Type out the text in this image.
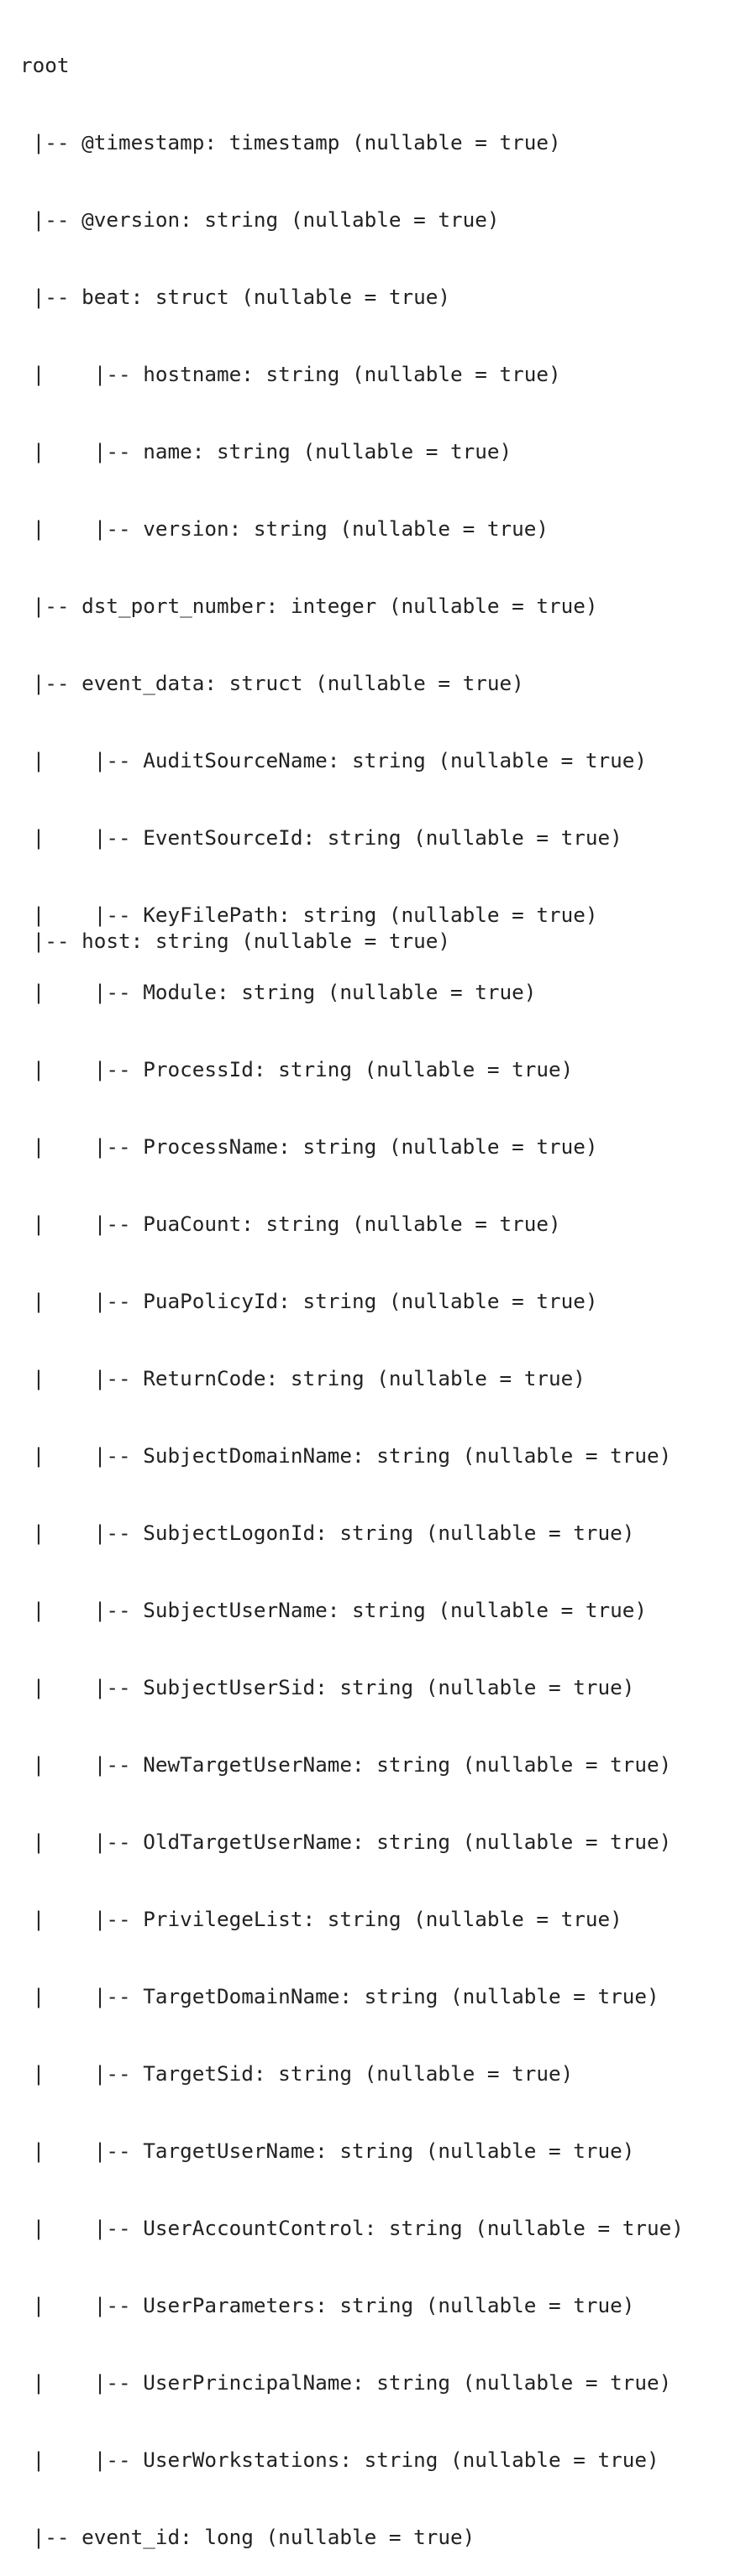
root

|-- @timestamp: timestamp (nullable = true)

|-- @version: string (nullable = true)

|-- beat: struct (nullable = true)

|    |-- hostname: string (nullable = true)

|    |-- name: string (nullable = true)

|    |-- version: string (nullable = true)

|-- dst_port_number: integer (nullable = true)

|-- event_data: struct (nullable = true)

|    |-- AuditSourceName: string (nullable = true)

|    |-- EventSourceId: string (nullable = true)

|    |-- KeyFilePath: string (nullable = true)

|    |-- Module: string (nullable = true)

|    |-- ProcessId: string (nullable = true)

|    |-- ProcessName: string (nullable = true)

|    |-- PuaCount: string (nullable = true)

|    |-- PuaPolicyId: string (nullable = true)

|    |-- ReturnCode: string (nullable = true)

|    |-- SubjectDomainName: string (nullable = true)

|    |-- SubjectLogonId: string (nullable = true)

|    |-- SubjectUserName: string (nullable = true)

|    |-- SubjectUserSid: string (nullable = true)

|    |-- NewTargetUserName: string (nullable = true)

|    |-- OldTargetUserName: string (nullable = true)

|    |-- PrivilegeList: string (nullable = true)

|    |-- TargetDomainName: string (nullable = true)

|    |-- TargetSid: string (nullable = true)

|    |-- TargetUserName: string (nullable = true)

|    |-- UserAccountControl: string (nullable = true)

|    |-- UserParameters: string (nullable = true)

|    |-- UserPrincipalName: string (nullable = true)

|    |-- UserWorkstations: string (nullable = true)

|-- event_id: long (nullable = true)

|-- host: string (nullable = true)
---
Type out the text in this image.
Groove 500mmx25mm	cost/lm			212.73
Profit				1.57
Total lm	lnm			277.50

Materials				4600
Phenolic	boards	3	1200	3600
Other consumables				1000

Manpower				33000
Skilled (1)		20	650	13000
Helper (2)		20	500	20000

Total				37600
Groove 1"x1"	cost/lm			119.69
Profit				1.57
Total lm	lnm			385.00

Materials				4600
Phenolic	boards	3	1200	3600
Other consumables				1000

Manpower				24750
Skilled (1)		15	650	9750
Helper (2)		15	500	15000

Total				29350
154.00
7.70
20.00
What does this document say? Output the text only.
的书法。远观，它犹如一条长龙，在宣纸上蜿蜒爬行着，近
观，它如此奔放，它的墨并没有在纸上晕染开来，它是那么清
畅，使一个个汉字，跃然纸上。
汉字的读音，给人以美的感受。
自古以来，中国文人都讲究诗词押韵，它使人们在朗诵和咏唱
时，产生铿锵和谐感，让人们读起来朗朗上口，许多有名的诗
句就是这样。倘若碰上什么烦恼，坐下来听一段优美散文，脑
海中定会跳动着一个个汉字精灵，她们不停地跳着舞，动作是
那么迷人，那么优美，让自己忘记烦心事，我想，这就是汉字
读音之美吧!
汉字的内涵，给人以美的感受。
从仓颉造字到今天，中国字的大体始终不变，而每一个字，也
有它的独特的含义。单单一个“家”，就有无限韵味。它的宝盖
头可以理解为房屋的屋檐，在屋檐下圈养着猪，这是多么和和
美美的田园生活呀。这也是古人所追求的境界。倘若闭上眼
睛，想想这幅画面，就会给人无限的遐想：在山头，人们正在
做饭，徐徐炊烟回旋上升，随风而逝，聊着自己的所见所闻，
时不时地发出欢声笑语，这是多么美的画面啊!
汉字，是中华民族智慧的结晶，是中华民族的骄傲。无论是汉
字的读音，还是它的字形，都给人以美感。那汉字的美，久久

> [Exercise requirements]: Spot every line that holds "Skilled" and copy it.

> [Solved problem]:
Skilled (1)		20	650	13000
Skilled (1)		15	650	9750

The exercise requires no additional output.